# START OF DATASET

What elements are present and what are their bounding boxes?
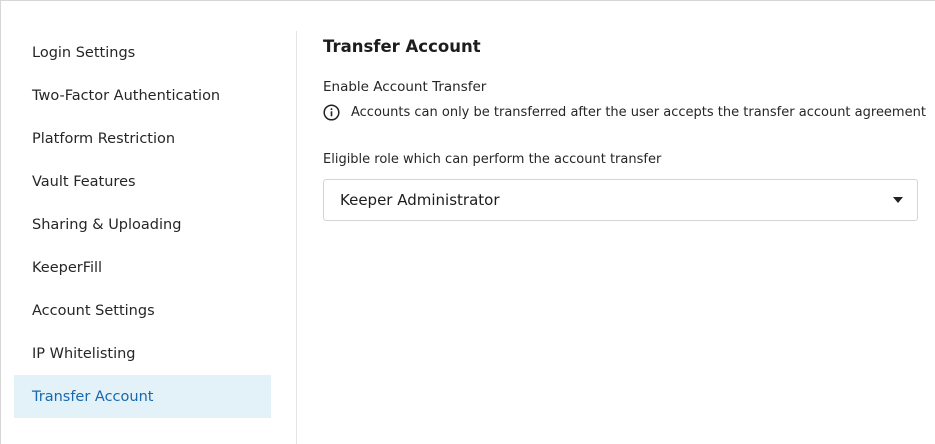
role-select-value: Keeper Administrator (340, 191, 500, 209)
sidebar-item-vault-features[interactable]: Vault Features (14, 160, 271, 203)
sidebar-item-login-settings[interactable]: Login Settings (14, 31, 271, 74)
role-select[interactable]: Keeper Administrator (323, 179, 918, 221)
sidebar-item-account-settings[interactable]: Account Settings (14, 289, 271, 332)
caret-down-icon (893, 197, 903, 203)
sidebar-item-sharing-uploading[interactable]: Sharing & Uploading (14, 203, 271, 246)
sidebar-item-label: Transfer Account (32, 388, 154, 405)
page-title: Transfer Account (323, 37, 481, 56)
role-select-label: Eligible role which can perform the acco… (323, 152, 662, 167)
transfer-account-section: Transfer Account Enable Account Transfer… (323, 37, 935, 221)
sidebar-divider (296, 31, 297, 444)
sidebar-item-label: Vault Features (32, 173, 136, 190)
sidebar-item-label: Login Settings (32, 44, 136, 61)
sidebar-item-transfer-account[interactable]: Transfer Account (14, 375, 271, 418)
settings-panel: Login Settings Two-Factor Authentication… (0, 0, 935, 444)
info-notice: Accounts can only be transferred after t… (323, 104, 926, 121)
info-circle-icon (323, 104, 340, 121)
sidebar-item-label: IP Whitelisting (32, 345, 136, 362)
sidebar-item-label: Account Settings (32, 302, 155, 319)
sidebar-item-label: Platform Restriction (32, 130, 176, 147)
enable-transfer-label: Enable Account Transfer (323, 79, 487, 95)
sidebar-item-label: KeeperFill (32, 259, 103, 276)
settings-sidebar: Login Settings Two-Factor Authentication… (14, 31, 271, 418)
sidebar-item-label: Two-Factor Authentication (32, 87, 221, 104)
info-text: Accounts can only be transferred after t… (351, 105, 926, 120)
sidebar-item-platform-restriction[interactable]: Platform Restriction (14, 117, 271, 160)
sidebar-item-two-factor-authentication[interactable]: Two-Factor Authentication (14, 74, 271, 117)
sidebar-item-ip-whitelisting[interactable]: IP Whitelisting (14, 332, 271, 375)
sidebar-item-keeperfill[interactable]: KeeperFill (14, 246, 271, 289)
sidebar-item-label: Sharing & Uploading (32, 216, 182, 233)
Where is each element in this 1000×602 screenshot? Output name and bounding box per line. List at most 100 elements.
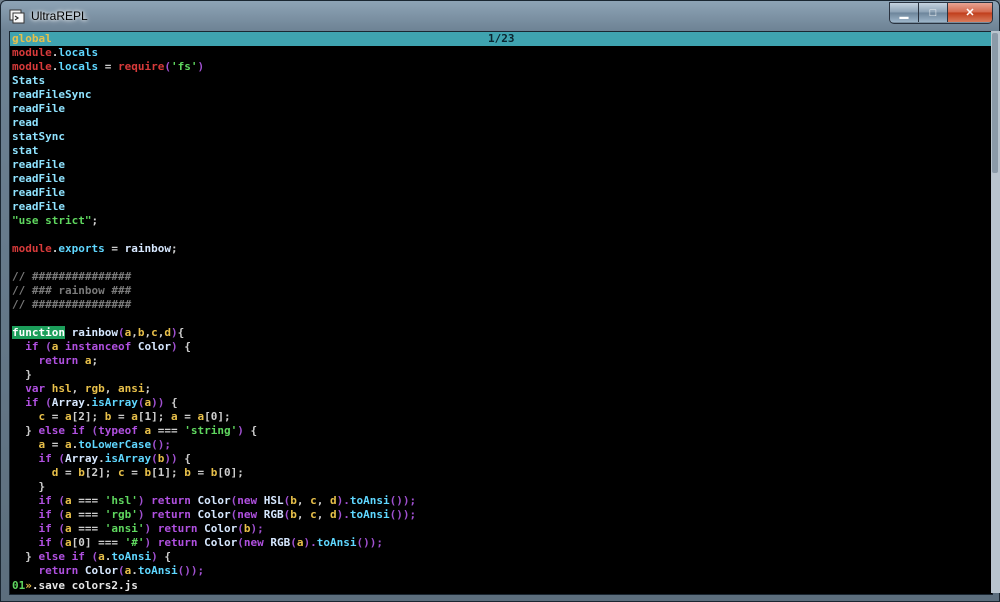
code-token: if bbox=[12, 452, 59, 465]
code-token: [1]; bbox=[151, 466, 185, 479]
code-token: 'rgb' bbox=[104, 508, 138, 521]
code-token: c bbox=[310, 508, 317, 521]
code-token: module bbox=[12, 46, 52, 59]
code-token: { bbox=[250, 424, 258, 437]
code-token: = bbox=[190, 466, 211, 479]
code-token: d bbox=[164, 326, 171, 339]
code-token: stat bbox=[12, 144, 39, 157]
code-token: c bbox=[117, 466, 125, 479]
code-token: // ############### bbox=[12, 298, 132, 311]
code-token: . bbox=[98, 452, 105, 465]
code-token: ) bbox=[237, 424, 251, 437]
code-token: b bbox=[290, 508, 297, 521]
code-token: , bbox=[71, 382, 85, 395]
code-token: = bbox=[124, 466, 145, 479]
code-token: [2]; bbox=[84, 466, 118, 479]
code-token: ( bbox=[58, 494, 65, 507]
code-token: [0]; bbox=[217, 466, 244, 479]
code-line: } else if (typeof a === 'string') { bbox=[12, 424, 416, 438]
code-line: // ############### bbox=[12, 270, 416, 284]
code-token: new bbox=[237, 494, 264, 507]
app-window: UltraREPL ▁ □ ✕ global 1/23 module.local… bbox=[0, 0, 1000, 602]
code-token: a bbox=[171, 410, 178, 423]
code-token: ()); bbox=[389, 494, 417, 507]
code-line: } else if (a.toAnsi) { bbox=[12, 550, 416, 564]
code-token: ( bbox=[58, 522, 65, 535]
code-token: a bbox=[64, 494, 72, 507]
code-line: readFile bbox=[12, 186, 416, 200]
console-area[interactable]: global 1/23 module.locals module.locals =… bbox=[9, 31, 993, 595]
code-line: statSync bbox=[12, 130, 416, 144]
code-line: function rainbow(a,b,c,d){ bbox=[12, 326, 416, 340]
minimize-button[interactable]: ▁ bbox=[890, 3, 919, 22]
code-token: a bbox=[64, 508, 72, 521]
code-token: 'fs' bbox=[170, 60, 198, 73]
code-token: d bbox=[329, 508, 337, 521]
code-token: ()); bbox=[389, 508, 417, 521]
code-token: [0] === bbox=[71, 536, 125, 549]
code-token: Color bbox=[137, 340, 171, 353]
scrollbar-thumb[interactable] bbox=[992, 33, 998, 173]
code-token: Color bbox=[197, 494, 231, 507]
code-line: // ### rainbow ### bbox=[12, 284, 416, 298]
code-line: Stats bbox=[12, 74, 416, 88]
close-button[interactable]: ✕ bbox=[948, 3, 992, 22]
code-token: )) bbox=[164, 452, 185, 465]
code-token: readFile bbox=[12, 102, 65, 115]
code-token: if bbox=[12, 508, 59, 521]
code-line: "use strict"; bbox=[12, 214, 416, 228]
app-icon bbox=[9, 8, 25, 24]
code-token: ( bbox=[58, 536, 65, 549]
code-token: = bbox=[58, 466, 79, 479]
code-token: c bbox=[12, 410, 46, 423]
code-token: ( bbox=[117, 564, 125, 577]
code-token: ( bbox=[117, 326, 125, 339]
code-token: module bbox=[12, 60, 52, 73]
code-token: a bbox=[98, 550, 105, 563]
code-line: if (a === 'rgb') return Color(new RGB(b,… bbox=[12, 508, 416, 522]
code-line: readFile bbox=[12, 172, 416, 186]
code-token: a bbox=[64, 536, 72, 549]
code-token: Color bbox=[204, 522, 238, 535]
code-token: Color bbox=[204, 536, 238, 549]
code-token: c bbox=[310, 494, 317, 507]
code-line: return Color(a.toAnsi()); bbox=[12, 564, 416, 578]
code-line: } bbox=[12, 368, 416, 382]
code-token: RGB bbox=[263, 508, 284, 521]
code-token: '#' bbox=[124, 536, 145, 549]
code-token: , bbox=[316, 508, 330, 521]
code-token: Array bbox=[51, 396, 85, 409]
code-token: a bbox=[131, 410, 138, 423]
code-token: ()); bbox=[177, 564, 205, 577]
code-token: else if bbox=[38, 424, 92, 437]
code-token: ( bbox=[45, 340, 52, 353]
code-token: return bbox=[157, 536, 205, 549]
code-line: readFile bbox=[12, 102, 416, 116]
scrollbar[interactable] bbox=[991, 31, 1000, 593]
code-token: HSL bbox=[263, 494, 284, 507]
code-token: } bbox=[12, 368, 32, 381]
code-token: { bbox=[164, 550, 171, 563]
code-token: = bbox=[104, 242, 125, 255]
command-prompt[interactable]: 01».save colors2.js bbox=[12, 579, 138, 593]
code-token: ( bbox=[237, 522, 244, 535]
code-line: if (a instanceof Color) { bbox=[12, 340, 416, 354]
code-token: return bbox=[12, 564, 85, 577]
prompt-input[interactable]: .save colors2.js bbox=[32, 579, 138, 592]
code-output: module.locals module.locals = require('fs… bbox=[12, 46, 416, 578]
code-token: c bbox=[151, 326, 158, 339]
code-token: instanceof bbox=[65, 340, 138, 353]
code-line: return a; bbox=[12, 354, 416, 368]
title-bar[interactable]: UltraREPL ▁ □ ✕ bbox=[1, 1, 999, 31]
window-title: UltraREPL bbox=[31, 9, 88, 23]
maximize-button[interactable]: □ bbox=[919, 3, 948, 22]
code-token: new bbox=[243, 536, 271, 549]
code-token: return bbox=[12, 354, 85, 367]
code-token: return bbox=[151, 494, 198, 507]
maximize-icon: □ bbox=[929, 6, 937, 19]
code-token: 'hsl' bbox=[104, 494, 138, 507]
code-token: ) bbox=[197, 60, 205, 73]
code-token: ) bbox=[144, 536, 158, 549]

# END OF DATASET

WHAT THIS TASK INVOLVES: Return the entries from the line containing "role-select-value: Keeper Administrator" through the line containing "caret-down-icon (893, 197, 903, 203)", copied word for word, with both of those lines included.

RESPONSE FOR THIS EXERCISE:
role-select-value: Keeper Administrator (340, 191, 500, 209)
sidebar-item-vault-features[interactable]: Vault Features (14, 160, 271, 203)
sidebar-item-login-settings[interactable]: Login Settings (14, 31, 271, 74)
role-select[interactable]: Keeper Administrator (323, 179, 918, 221)
sidebar-item-account-settings[interactable]: Account Settings (14, 289, 271, 332)
caret-down-icon (893, 197, 903, 203)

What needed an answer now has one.